═══ Data
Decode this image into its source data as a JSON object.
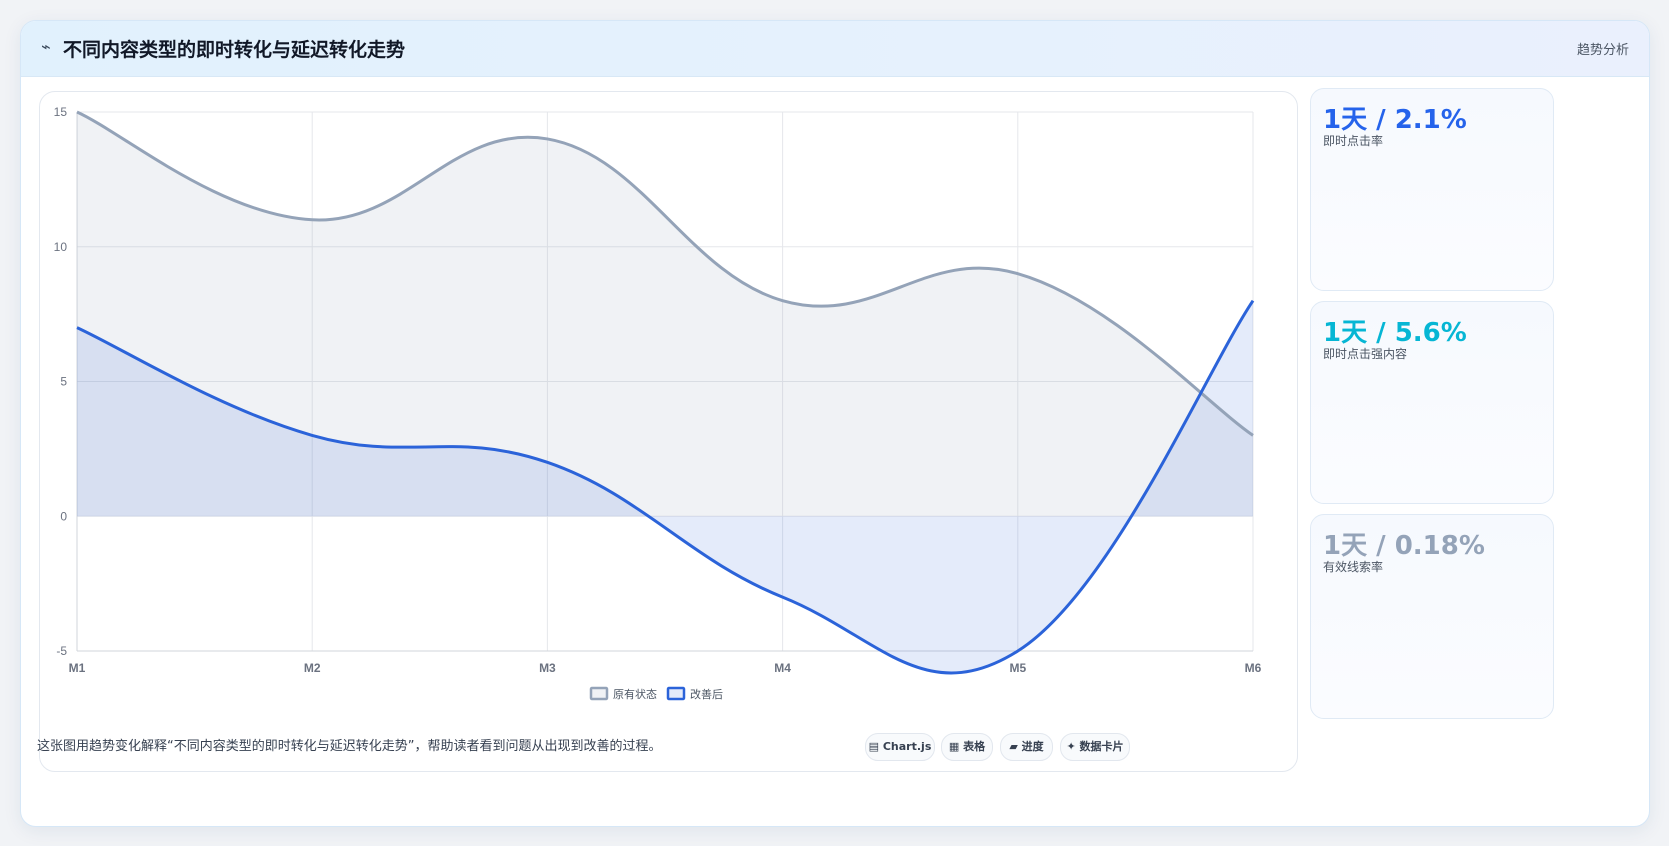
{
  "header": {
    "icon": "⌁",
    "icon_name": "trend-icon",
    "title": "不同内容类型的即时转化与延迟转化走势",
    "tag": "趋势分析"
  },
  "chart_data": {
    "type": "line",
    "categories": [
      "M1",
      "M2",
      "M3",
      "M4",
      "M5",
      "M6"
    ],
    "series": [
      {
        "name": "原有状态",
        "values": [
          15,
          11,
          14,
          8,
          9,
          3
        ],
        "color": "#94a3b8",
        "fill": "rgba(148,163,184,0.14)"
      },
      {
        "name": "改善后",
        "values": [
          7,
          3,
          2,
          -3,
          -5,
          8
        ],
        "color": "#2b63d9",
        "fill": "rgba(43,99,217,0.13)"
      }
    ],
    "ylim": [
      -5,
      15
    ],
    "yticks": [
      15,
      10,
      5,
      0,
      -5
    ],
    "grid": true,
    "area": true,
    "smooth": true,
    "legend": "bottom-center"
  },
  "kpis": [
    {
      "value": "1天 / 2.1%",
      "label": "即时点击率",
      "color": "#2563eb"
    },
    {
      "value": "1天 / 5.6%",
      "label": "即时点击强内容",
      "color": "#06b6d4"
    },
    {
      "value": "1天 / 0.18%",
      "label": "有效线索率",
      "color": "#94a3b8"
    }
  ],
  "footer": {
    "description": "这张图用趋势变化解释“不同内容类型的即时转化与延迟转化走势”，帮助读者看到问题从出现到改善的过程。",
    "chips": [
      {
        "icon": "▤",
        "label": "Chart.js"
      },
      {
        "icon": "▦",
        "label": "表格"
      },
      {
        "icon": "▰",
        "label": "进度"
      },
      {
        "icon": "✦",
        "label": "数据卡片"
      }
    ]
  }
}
══════
═══ Data
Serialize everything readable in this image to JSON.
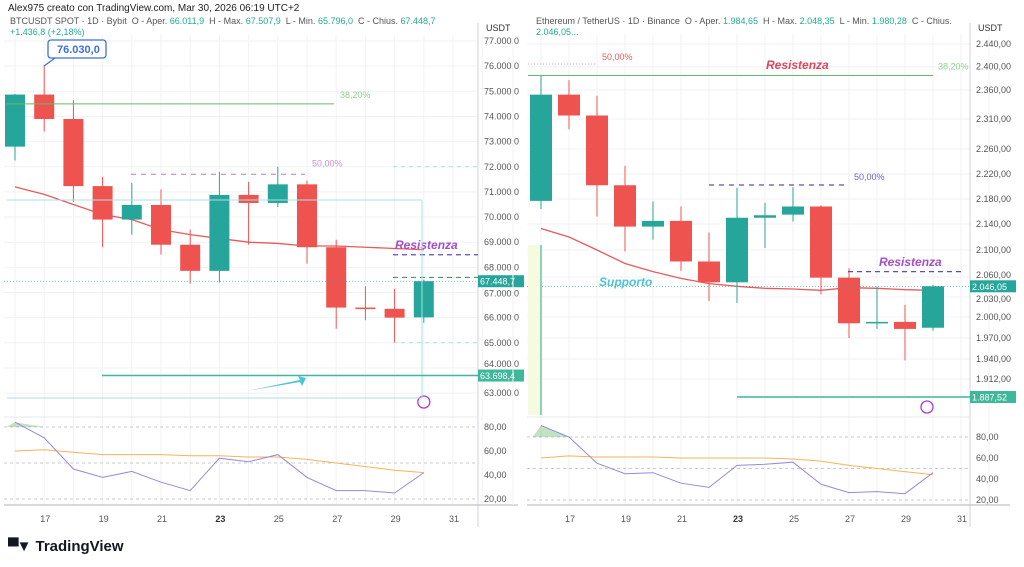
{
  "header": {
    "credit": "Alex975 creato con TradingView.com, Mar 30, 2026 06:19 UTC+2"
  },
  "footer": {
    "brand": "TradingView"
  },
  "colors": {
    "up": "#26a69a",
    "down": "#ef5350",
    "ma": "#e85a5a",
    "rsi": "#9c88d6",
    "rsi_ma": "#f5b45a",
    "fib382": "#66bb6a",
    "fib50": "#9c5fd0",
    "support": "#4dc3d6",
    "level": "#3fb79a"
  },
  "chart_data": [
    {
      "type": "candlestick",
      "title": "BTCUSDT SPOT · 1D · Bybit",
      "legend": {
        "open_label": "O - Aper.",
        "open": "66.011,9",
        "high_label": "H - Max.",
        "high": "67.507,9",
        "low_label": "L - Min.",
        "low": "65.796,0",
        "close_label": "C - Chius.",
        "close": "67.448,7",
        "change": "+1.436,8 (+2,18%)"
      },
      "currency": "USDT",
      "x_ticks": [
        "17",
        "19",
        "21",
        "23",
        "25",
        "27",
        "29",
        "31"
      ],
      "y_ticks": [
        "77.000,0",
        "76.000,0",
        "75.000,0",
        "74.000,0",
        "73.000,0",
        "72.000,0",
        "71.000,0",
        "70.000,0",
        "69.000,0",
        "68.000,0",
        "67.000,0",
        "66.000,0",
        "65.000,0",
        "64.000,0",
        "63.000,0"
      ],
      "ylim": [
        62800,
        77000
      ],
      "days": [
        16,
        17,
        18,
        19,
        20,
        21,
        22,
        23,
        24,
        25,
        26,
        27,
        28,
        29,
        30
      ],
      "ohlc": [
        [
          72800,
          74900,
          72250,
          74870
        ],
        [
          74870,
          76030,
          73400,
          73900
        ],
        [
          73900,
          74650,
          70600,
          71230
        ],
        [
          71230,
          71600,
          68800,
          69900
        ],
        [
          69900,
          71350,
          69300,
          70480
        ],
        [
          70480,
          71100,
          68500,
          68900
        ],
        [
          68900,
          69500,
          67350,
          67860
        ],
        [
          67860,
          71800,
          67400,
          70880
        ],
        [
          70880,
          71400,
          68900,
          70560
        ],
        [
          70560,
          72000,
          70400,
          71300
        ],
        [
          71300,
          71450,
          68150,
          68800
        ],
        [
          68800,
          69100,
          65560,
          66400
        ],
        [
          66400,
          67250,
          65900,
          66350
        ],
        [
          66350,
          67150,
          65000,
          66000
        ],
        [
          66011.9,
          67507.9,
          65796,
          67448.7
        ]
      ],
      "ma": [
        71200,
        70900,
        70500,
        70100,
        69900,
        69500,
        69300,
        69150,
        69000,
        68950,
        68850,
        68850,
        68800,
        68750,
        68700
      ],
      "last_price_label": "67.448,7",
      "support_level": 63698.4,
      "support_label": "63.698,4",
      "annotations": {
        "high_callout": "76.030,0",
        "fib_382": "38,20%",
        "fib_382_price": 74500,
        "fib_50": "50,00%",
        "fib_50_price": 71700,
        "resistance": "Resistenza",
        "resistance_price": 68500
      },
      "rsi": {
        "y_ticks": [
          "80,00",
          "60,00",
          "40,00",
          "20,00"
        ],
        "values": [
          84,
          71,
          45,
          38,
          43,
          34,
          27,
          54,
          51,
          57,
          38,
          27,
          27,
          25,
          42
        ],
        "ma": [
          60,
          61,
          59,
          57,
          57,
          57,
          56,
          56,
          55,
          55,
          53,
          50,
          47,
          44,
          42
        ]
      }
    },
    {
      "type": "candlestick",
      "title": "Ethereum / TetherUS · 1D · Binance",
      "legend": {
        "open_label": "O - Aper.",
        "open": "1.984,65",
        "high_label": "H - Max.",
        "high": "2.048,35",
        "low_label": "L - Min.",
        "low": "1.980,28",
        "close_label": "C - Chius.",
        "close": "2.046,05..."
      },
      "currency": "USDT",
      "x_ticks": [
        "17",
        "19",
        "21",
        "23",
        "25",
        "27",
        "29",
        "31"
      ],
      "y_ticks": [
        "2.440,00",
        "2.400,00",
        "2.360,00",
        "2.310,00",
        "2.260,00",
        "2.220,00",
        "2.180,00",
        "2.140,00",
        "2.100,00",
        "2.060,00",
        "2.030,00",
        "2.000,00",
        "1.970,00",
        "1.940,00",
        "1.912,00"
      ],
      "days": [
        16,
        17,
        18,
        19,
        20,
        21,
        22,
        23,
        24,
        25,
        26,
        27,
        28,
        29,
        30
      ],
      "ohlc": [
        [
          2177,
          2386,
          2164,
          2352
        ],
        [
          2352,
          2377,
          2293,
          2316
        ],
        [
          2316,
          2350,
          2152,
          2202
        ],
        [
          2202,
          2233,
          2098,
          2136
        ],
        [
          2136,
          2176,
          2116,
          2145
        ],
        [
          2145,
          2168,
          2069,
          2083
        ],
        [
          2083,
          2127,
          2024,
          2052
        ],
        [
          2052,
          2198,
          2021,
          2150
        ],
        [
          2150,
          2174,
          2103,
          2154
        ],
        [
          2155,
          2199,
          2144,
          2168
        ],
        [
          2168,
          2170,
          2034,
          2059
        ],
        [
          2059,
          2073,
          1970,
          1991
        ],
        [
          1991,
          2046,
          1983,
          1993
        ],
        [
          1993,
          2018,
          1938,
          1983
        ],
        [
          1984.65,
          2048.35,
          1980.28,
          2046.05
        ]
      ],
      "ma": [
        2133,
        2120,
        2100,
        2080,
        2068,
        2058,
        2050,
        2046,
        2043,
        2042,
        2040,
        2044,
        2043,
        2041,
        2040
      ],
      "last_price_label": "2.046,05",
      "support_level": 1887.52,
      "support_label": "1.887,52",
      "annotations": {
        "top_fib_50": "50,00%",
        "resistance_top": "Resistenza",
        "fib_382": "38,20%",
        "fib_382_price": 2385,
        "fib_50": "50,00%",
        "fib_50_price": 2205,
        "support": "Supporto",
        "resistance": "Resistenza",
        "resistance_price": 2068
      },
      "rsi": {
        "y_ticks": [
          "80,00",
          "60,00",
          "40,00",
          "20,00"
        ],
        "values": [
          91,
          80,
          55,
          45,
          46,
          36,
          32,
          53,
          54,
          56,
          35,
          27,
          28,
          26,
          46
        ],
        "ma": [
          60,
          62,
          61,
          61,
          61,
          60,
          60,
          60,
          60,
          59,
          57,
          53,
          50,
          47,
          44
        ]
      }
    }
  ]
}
══════
▸ What you will do:
Each line that holds the word "title" is to be copied.

▸ Task response:
    "title": "不同内容类型的即时转化与延迟转化走势",
      "title": "BTCUSDT SPOT · 1D · Bybit",
      "title": "Ethereum / TetherUS · 1D · Binance",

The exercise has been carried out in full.